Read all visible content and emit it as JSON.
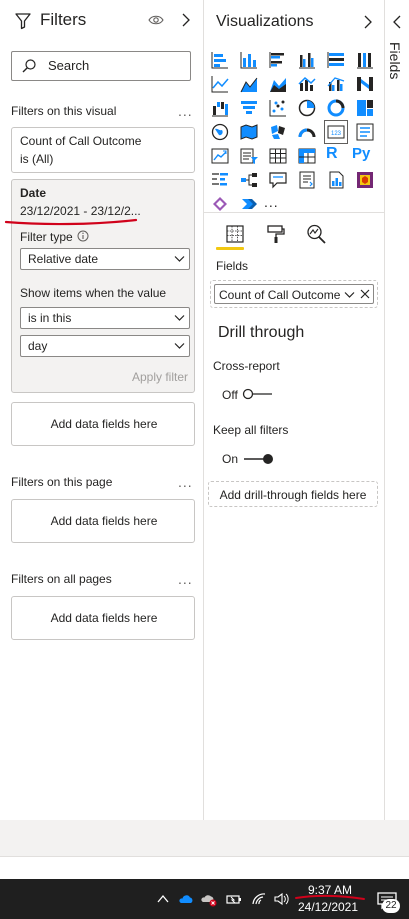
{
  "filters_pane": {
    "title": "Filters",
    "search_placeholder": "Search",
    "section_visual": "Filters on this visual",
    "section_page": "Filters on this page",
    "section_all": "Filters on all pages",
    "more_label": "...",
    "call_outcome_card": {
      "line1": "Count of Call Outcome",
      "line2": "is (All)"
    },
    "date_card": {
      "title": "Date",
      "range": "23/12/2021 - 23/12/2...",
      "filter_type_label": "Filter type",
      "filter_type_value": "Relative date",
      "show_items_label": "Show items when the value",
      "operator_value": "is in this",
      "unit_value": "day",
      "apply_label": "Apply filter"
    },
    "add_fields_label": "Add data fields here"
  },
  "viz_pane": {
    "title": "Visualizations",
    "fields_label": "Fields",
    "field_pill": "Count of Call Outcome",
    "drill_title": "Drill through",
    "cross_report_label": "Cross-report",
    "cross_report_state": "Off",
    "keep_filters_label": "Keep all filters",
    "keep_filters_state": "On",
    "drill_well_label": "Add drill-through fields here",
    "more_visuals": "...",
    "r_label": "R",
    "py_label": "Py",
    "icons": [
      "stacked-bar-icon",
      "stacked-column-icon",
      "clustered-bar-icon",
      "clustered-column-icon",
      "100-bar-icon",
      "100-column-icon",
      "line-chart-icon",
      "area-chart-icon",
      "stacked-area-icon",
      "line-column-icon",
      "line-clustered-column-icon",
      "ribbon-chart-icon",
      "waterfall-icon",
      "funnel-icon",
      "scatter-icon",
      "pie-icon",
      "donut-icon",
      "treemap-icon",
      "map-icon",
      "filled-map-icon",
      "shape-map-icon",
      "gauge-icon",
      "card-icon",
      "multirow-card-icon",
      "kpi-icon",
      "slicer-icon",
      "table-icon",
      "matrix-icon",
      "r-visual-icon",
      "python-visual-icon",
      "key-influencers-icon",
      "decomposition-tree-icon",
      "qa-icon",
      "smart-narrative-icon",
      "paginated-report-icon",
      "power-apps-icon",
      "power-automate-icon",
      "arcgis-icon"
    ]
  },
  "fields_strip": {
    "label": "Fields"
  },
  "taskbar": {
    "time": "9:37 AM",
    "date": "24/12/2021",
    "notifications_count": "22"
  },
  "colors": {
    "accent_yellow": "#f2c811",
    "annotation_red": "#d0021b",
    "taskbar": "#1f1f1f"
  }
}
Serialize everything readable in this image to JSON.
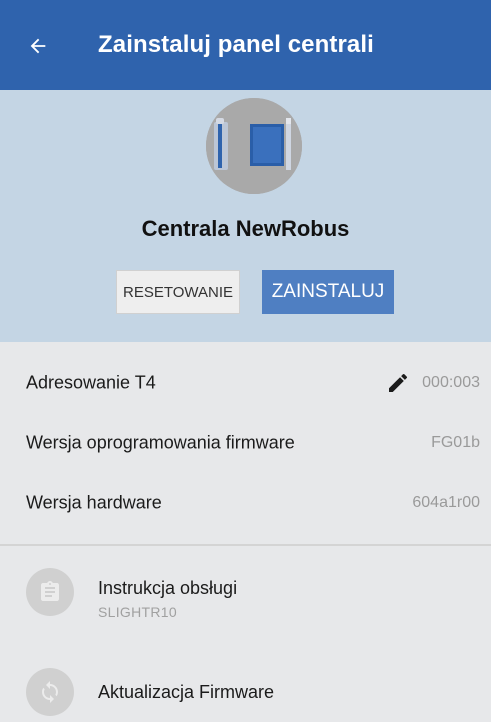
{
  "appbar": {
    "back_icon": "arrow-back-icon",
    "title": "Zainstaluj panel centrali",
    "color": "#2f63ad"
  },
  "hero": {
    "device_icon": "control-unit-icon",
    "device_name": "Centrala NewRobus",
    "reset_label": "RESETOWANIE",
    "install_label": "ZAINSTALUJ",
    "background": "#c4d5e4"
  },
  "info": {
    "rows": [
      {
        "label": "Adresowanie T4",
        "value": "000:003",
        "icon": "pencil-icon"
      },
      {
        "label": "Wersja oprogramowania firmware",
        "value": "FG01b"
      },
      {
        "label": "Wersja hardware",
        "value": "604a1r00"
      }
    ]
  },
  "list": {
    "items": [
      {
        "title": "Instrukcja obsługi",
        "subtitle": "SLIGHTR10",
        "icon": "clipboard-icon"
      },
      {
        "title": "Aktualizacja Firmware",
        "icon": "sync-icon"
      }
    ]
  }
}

::::::::::

Print the entries above exactly, taking out only the pictures.

Read all visible content and emit it as JSON.
{
  "filters_pane": {
    "title": "Filters",
    "search_placeholder": "Search",
    "section_visual": "Filters on this visual",
    "section_page": "Filters on this page",
    "section_all": "Filters on all pages",
    "more_label": "...",
    "call_outcome_card": {
      "line1": "Count of Call Outcome",
      "line2": "is (All)"
    },
    "date_card": {
      "title": "Date",
      "range": "23/12/2021 - 23/12/2...",
      "filter_type_label": "Filter type",
      "filter_type_value": "Relative date",
      "show_items_label": "Show items when the value",
      "operator_value": "is in this",
      "unit_value": "day",
      "apply_label": "Apply filter"
    },
    "add_fields_label": "Add data fields here"
  },
  "viz_pane": {
    "title": "Visualizations",
    "fields_label": "Fields",
    "field_pill": "Count of Call Outcome",
    "drill_title": "Drill through",
    "cross_report_label": "Cross-report",
    "cross_report_state": "Off",
    "keep_filters_label": "Keep all filters",
    "keep_filters_state": "On",
    "drill_well_label": "Add drill-through fields here",
    "more_visuals": "...",
    "r_label": "R",
    "py_label": "Py",
    "icons": [
      "stacked-bar-icon",
      "stacked-column-icon",
      "clustered-bar-icon",
      "clustered-column-icon",
      "100-bar-icon",
      "100-column-icon",
      "line-chart-icon",
      "area-chart-icon",
      "stacked-area-icon",
      "line-column-icon",
      "line-clustered-column-icon",
      "ribbon-chart-icon",
      "waterfall-icon",
      "funnel-icon",
      "scatter-icon",
      "pie-icon",
      "donut-icon",
      "treemap-icon",
      "map-icon",
      "filled-map-icon",
      "shape-map-icon",
      "gauge-icon",
      "card-icon",
      "multirow-card-icon",
      "kpi-icon",
      "slicer-icon",
      "table-icon",
      "matrix-icon",
      "r-visual-icon",
      "python-visual-icon",
      "key-influencers-icon",
      "decomposition-tree-icon",
      "qa-icon",
      "smart-narrative-icon",
      "paginated-report-icon",
      "power-apps-icon",
      "power-automate-icon",
      "arcgis-icon"
    ]
  },
  "fields_strip": {
    "label": "Fields"
  },
  "taskbar": {
    "time": "9:37 AM",
    "date": "24/12/2021",
    "notifications_count": "22"
  },
  "colors": {
    "accent_yellow": "#f2c811",
    "annotation_red": "#d0021b",
    "taskbar": "#1f1f1f"
  }
}
Serialize everything readable in this image to JSON.
{
  "appbar": {
    "back_icon": "arrow-back-icon",
    "title": "Zainstaluj panel centrali",
    "color": "#2f63ad"
  },
  "hero": {
    "device_icon": "control-unit-icon",
    "device_name": "Centrala NewRobus",
    "reset_label": "RESETOWANIE",
    "install_label": "ZAINSTALUJ",
    "background": "#c4d5e4"
  },
  "info": {
    "rows": [
      {
        "label": "Adresowanie T4",
        "value": "000:003",
        "icon": "pencil-icon"
      },
      {
        "label": "Wersja oprogramowania firmware",
        "value": "FG01b"
      },
      {
        "label": "Wersja hardware",
        "value": "604a1r00"
      }
    ]
  },
  "list": {
    "items": [
      {
        "title": "Instrukcja obsługi",
        "subtitle": "SLIGHTR10",
        "icon": "clipboard-icon"
      },
      {
        "title": "Aktualizacja Firmware",
        "icon": "sync-icon"
      }
    ]
  }
}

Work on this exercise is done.